__Problem description__
Lines containing the string "JSON" are to be counted; report only how many there are.

:::

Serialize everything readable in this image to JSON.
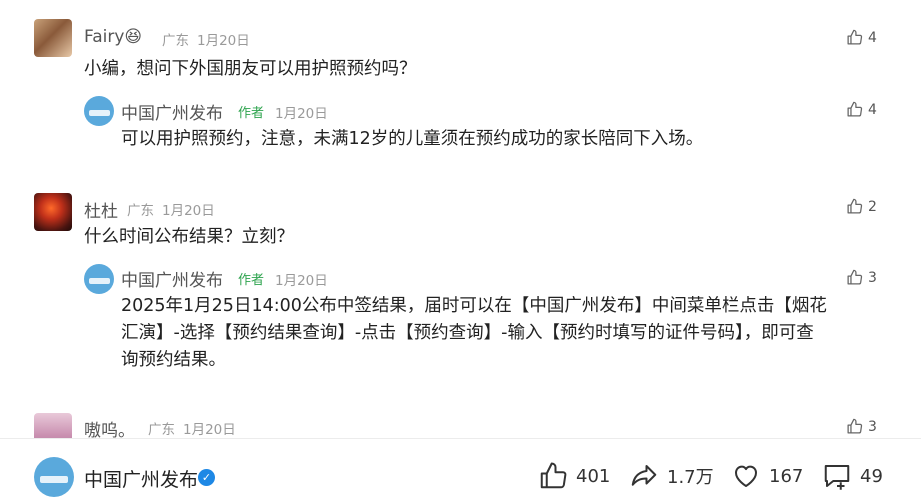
{
  "comments": [
    {
      "user": "Fairy😆",
      "location": "广东",
      "date": "1月20日",
      "likes": "4",
      "text": "小编，想问下外国朋友可以用护照预约吗？",
      "reply": {
        "user": "中国广州发布",
        "author_tag": "作者",
        "date": "1月20日",
        "likes": "4",
        "text": "可以用护照预约，注意，未满12岁的儿童须在预约成功的家长陪同下入场。"
      }
    },
    {
      "user": "杜杜",
      "location": "广东",
      "date": "1月20日",
      "likes": "2",
      "text": "什么时间公布结果？立刻？",
      "reply": {
        "user": "中国广州发布",
        "author_tag": "作者",
        "date": "1月20日",
        "likes": "3",
        "text_lines": [
          "2025年1月25日14:00公布中签结果，届时可以在【中国广州发布】中间菜单栏点击【烟花",
          "汇演】-选择【预约结果查询】-点击【预约查询】-输入【预约时填写的证件号码】，即可查",
          "询预约结果。"
        ]
      }
    },
    {
      "user": "嗷呜。",
      "location": "广东",
      "date": "1月20日",
      "likes": "3"
    }
  ],
  "bottom_bar": {
    "account_name": "中国广州发布",
    "likes": "401",
    "shares": "1.7万",
    "favorites": "167",
    "comments": "49"
  },
  "colors": {
    "author_green": "#2fa44f",
    "verified_blue": "#1e88e5",
    "avatar_blue": "#5aa9dc"
  }
}
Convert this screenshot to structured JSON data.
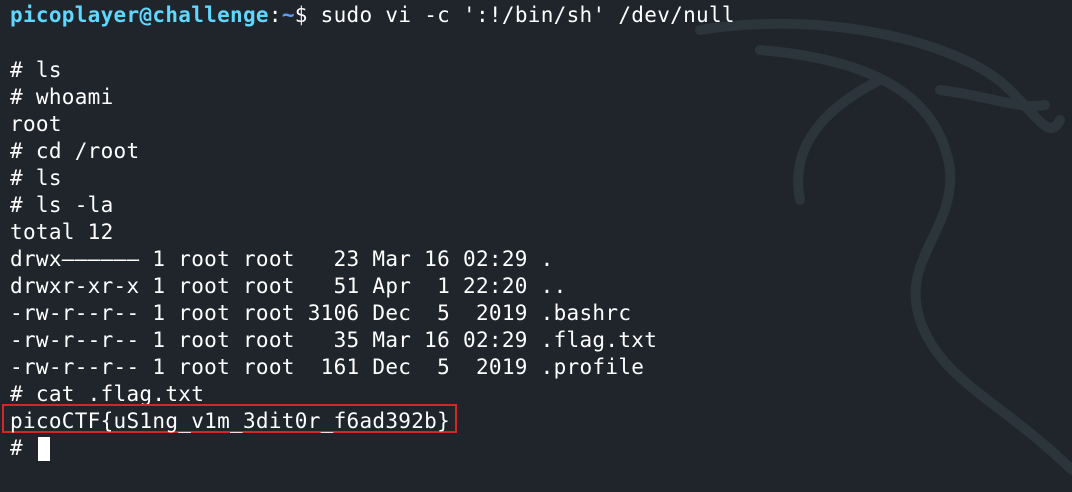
{
  "terminal": {
    "prompt": {
      "user_host": "picoplayer@challenge",
      "separator": ":",
      "path": "~",
      "symbol": "$ ",
      "command": "sudo vi -c ':!/bin/sh' /dev/null"
    },
    "lines": [
      "# ls",
      "# whoami",
      "root",
      "# cd /root",
      "# ls",
      "# ls -la",
      "total 12",
      "drwx—————— 1 root root   23 Mar 16 02:29 .",
      "drwxr-xr-x 1 root root   51 Apr  1 22:20 ..",
      "-rw-r--r-- 1 root root 3106 Dec  5  2019 .bashrc",
      "-rw-r--r-- 1 root root   35 Mar 16 02:29 .flag.txt",
      "-rw-r--r-- 1 root root  161 Dec  5  2019 .profile",
      "# cat .flag.txt"
    ],
    "flag": "picoCTF{uS1ng_v1m_3dit0r_f6ad392b}",
    "current_prompt": "# "
  },
  "colors": {
    "background": "#1f252b",
    "user_host": "#5fd7ff",
    "path": "#5c9dff",
    "highlight_box": "#d42626"
  },
  "icons": {
    "background_watermark": "kali-dragon-icon"
  }
}
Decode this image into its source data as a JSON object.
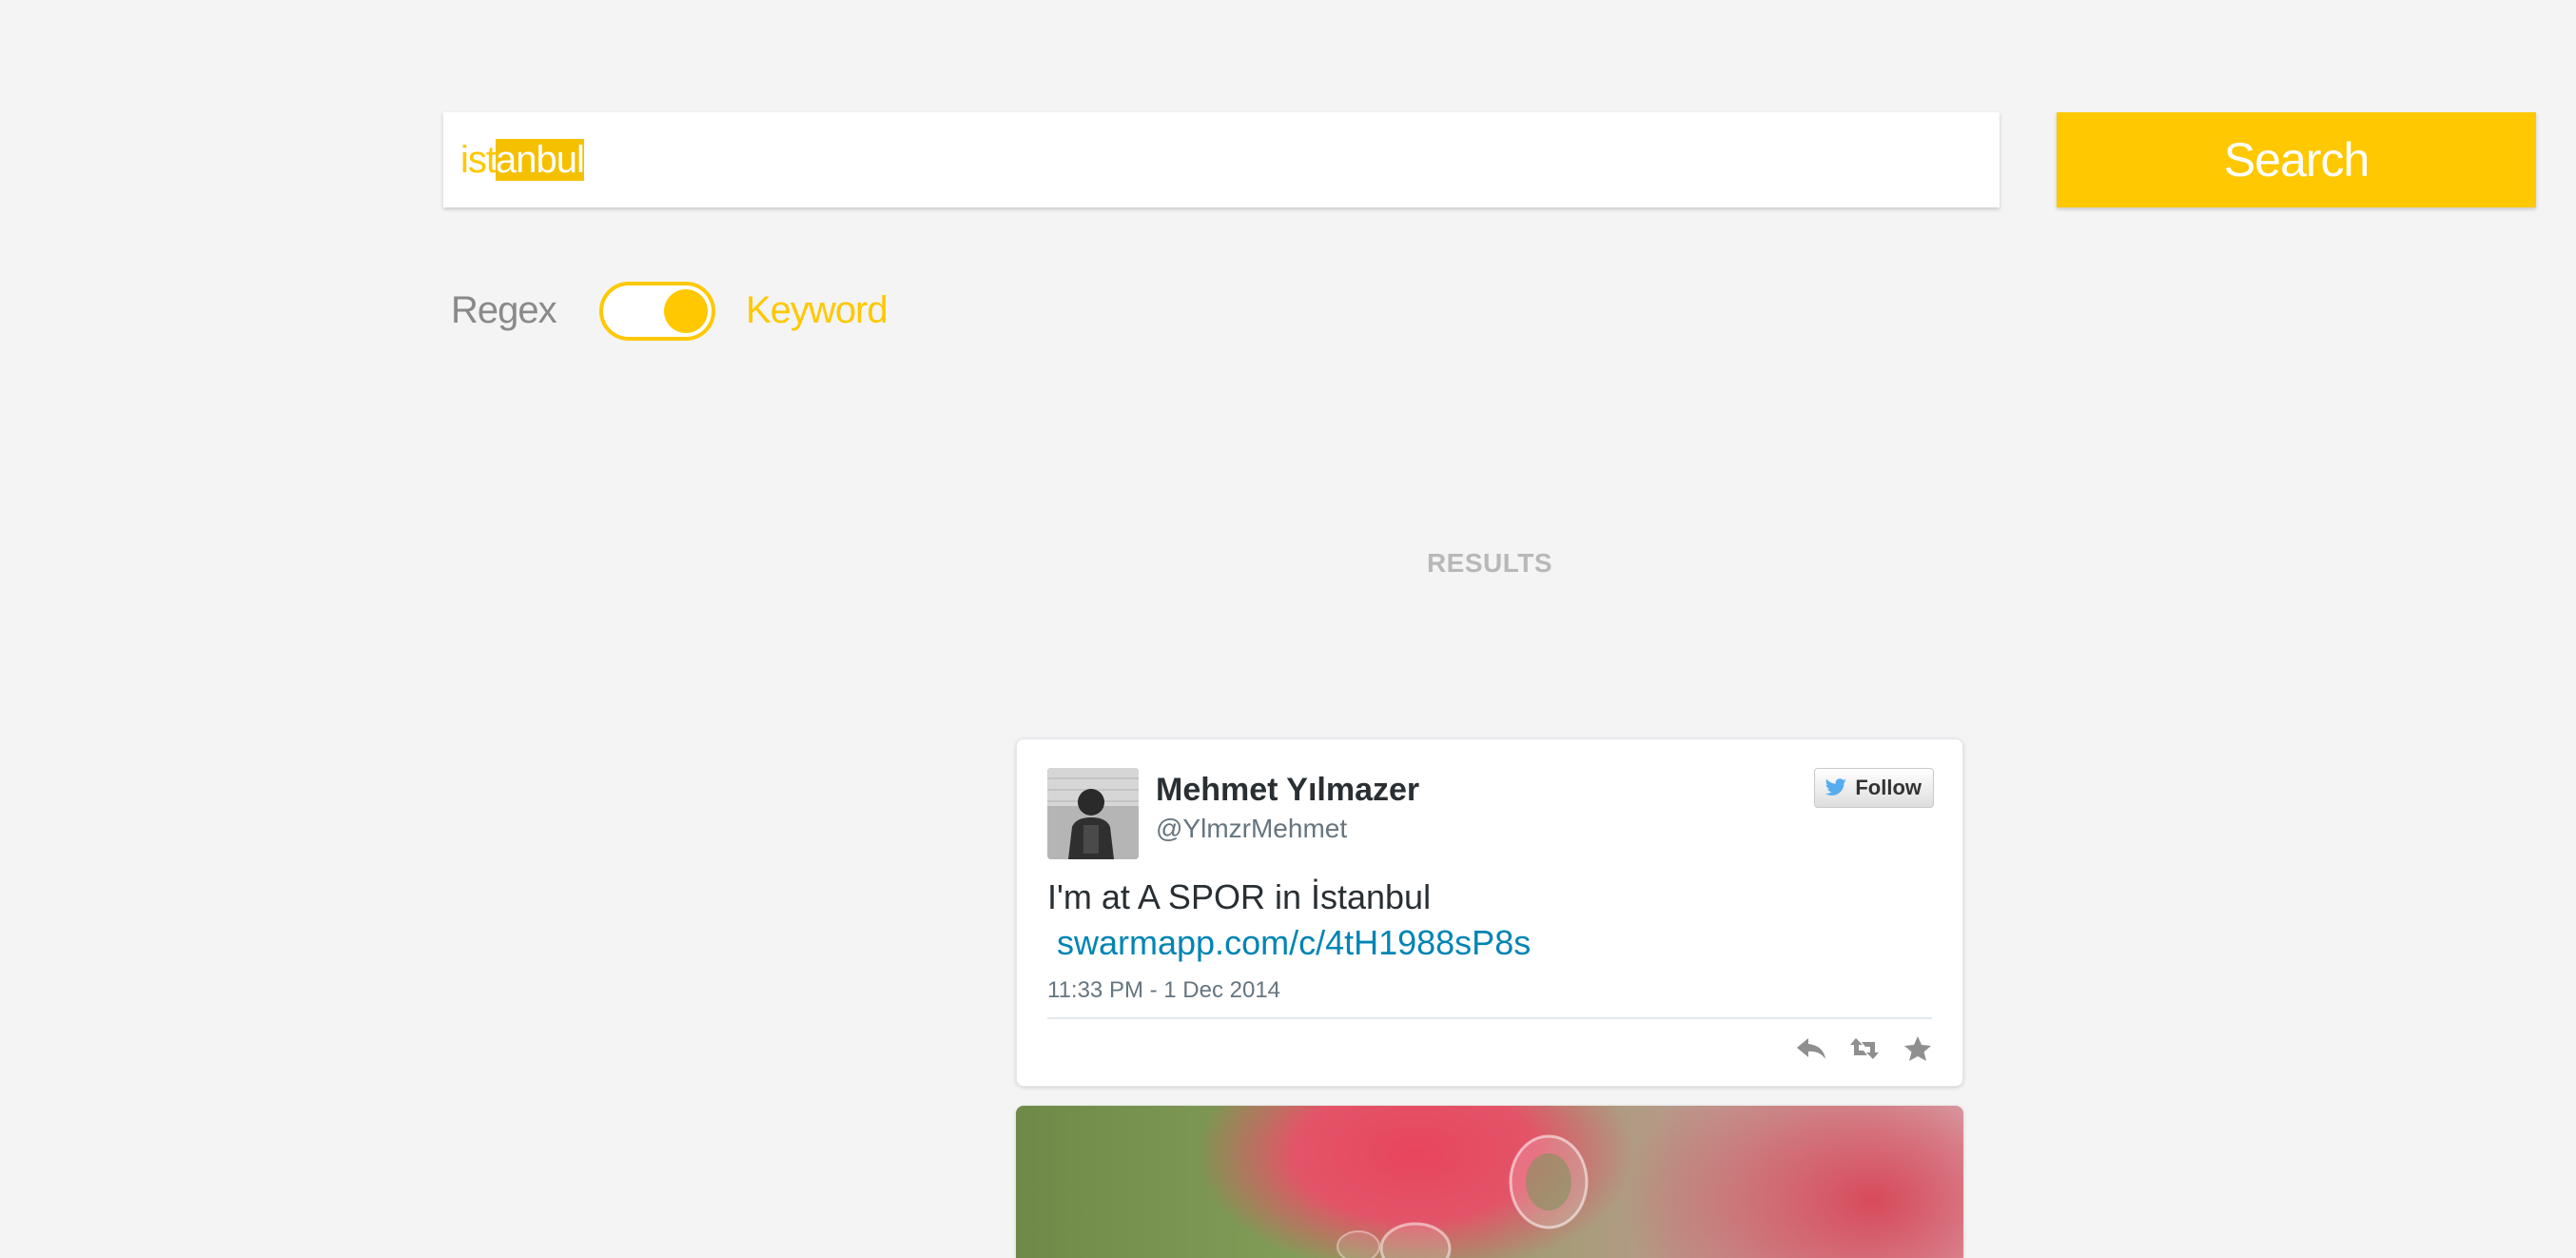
{
  "search": {
    "value_unselected": "ist",
    "value_selected": "anbul",
    "button_label": "Search"
  },
  "mode": {
    "left_label": "Regex",
    "right_label": "Keyword",
    "selected": "Keyword"
  },
  "results": {
    "heading": "RESULTS"
  },
  "tweet": {
    "author_name": "Mehmet Yılmazer",
    "author_handle": "@YlmzrMehmet",
    "follow_label": "Follow",
    "text": "I'm at A SPOR in İstanbul",
    "link": "swarmapp.com/c/4tH1988sP8s",
    "timestamp": "11:33 PM - 1 Dec 2014",
    "actions": [
      "reply-icon",
      "retweet-icon",
      "favorite-icon"
    ]
  },
  "colors": {
    "accent": "#ffc800",
    "background": "#f4f4f4",
    "link": "#0084b4",
    "muted": "#b8b8b8"
  }
}
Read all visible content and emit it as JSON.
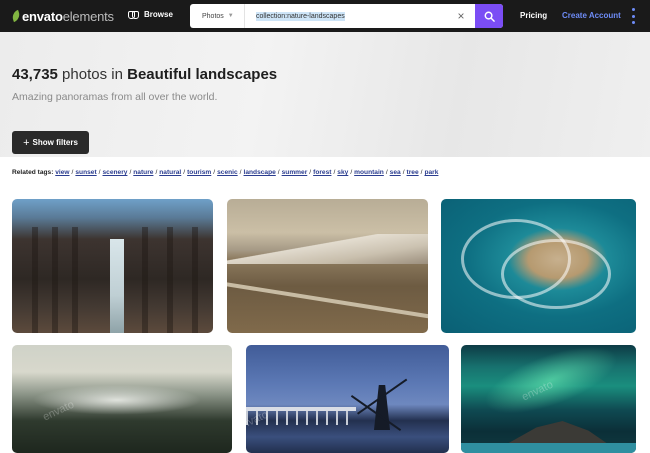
{
  "header": {
    "logo": {
      "brand": "envato",
      "product": "elements"
    },
    "browse_label": "Browse",
    "search": {
      "category": "Photos",
      "query": "collection:nature-landscapes"
    },
    "pricing_label": "Pricing",
    "create_account_label": "Create Account"
  },
  "hero": {
    "count": "43,735",
    "middle_text": " photos in ",
    "collection_name": "Beautiful landscapes",
    "subtitle": "Amazing panoramas from all over the world.",
    "show_filters_label": "Show filters"
  },
  "related_tags": {
    "label": "Related tags:",
    "tags": [
      "view",
      "sunset",
      "scenery",
      "nature",
      "natural",
      "tourism",
      "scenic",
      "landscape",
      "summer",
      "forest",
      "sky",
      "mountain",
      "sea",
      "tree",
      "park"
    ]
  },
  "watermark": "envato",
  "colors": {
    "header_bg": "#1a1a1a",
    "search_button": "#7b4df5",
    "accent_link": "#6e8cf7",
    "logo_leaf": "#82b541",
    "tag_link": "#2a3c8f"
  }
}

:::

__Task solution__
4